*Aim of the task*. Copy every line, leaving nothing out and adding nothing.

*Dataset extract*.

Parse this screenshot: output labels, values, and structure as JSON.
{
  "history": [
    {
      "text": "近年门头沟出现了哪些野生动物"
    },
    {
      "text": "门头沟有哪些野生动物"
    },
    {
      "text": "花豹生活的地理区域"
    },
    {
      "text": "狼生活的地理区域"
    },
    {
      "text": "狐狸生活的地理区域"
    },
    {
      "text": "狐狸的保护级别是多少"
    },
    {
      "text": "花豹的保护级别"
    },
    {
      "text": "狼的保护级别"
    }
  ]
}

*Reply*.
Parse this screenshot: output labels, values, and structure as JSON.
{
  "history": [
    {
      "text": "近年门头沟出现了哪些野生动物"
    },
    {
      "text": "门头沟有哪些野生动物"
    },
    {
      "text": "花豹生活的地理区域"
    },
    {
      "text": "狼生活的地理区域"
    },
    {
      "text": "狐狸生活的地理区域"
    },
    {
      "text": "狐狸的保护级别是多少"
    },
    {
      "text": "花豹的保护级别"
    },
    {
      "text": "狼的保护级别"
    }
  ]
}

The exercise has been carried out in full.